▶ Direction:
Give back the line where "Read out every word on this page." appears and all the lines after it until the listing ends, unchanged and with nothing else.

▶ Excerpted data:
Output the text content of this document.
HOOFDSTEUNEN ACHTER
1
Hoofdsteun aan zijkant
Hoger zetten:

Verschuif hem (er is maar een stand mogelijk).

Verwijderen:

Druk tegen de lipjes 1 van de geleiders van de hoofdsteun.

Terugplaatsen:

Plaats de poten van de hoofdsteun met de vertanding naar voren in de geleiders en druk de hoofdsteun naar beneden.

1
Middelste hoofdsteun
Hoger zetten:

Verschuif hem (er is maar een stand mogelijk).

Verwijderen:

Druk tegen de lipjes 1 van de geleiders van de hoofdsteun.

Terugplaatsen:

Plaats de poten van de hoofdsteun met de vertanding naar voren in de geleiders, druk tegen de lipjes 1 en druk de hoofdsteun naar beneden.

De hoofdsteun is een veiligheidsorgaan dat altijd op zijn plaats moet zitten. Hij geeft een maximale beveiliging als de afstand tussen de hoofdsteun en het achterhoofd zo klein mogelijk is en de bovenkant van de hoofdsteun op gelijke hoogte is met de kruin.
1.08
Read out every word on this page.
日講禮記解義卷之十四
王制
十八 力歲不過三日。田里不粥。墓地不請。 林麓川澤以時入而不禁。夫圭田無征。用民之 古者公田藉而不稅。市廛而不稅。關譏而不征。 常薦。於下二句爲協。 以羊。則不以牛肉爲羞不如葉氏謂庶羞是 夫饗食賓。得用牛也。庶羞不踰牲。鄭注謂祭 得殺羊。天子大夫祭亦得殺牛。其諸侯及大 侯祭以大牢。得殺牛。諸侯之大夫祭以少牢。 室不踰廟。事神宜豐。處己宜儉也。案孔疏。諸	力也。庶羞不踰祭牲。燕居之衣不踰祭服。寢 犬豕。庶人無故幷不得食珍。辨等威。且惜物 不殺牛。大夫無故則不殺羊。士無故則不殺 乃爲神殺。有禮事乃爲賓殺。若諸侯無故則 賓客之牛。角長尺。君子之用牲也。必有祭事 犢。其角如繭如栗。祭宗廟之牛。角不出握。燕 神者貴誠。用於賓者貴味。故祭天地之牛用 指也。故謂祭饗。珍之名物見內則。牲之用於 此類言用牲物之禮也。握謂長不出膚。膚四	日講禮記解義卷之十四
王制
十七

▶ Output:
Read out every word on this page.
日講禮記解義卷之十四
王制
十八 力歲不過三日。田里不粥。墓地不請。 林麓川澤以時入而不禁。夫圭田無征。用民之 古者公田藉而不稅。市廛而不稅。關譏而不征。 常薦。於下二句爲協。 以羊。則不以牛肉爲羞不如葉氏謂庶羞是 夫饗食賓。得用牛也。庶羞不踰牲。鄭注謂祭 得殺羊。天子大夫祭亦得殺牛。其諸侯及大 侯祭以大牢。得殺牛。諸侯之大夫祭以少牢。 室不踰廟。事神宜豐。處己宜儉也。案孔疏。諸	力也。庶羞不踰祭牲。燕居之衣不踰祭服。寢 犬豕。庶人無故幷不得食珍。辨等威。且惜物 不殺牛。大夫無故則不殺羊。士無故則不殺 乃爲神殺。有禮事乃爲賓殺。若諸侯無故則 賓客之牛。角長尺。君子之用牲也。必有祭事 犢。其角如繭如栗。祭宗廟之牛。角不出握。燕 神者貴誠。用於賓者貴味。故祭天地之牛用 指也。故謂祭饗。珍之名物見內則。牲之用於 此類言用牲物之禮也。握謂長不出膚。膚四	日講禮記解義卷之十四
王制
十七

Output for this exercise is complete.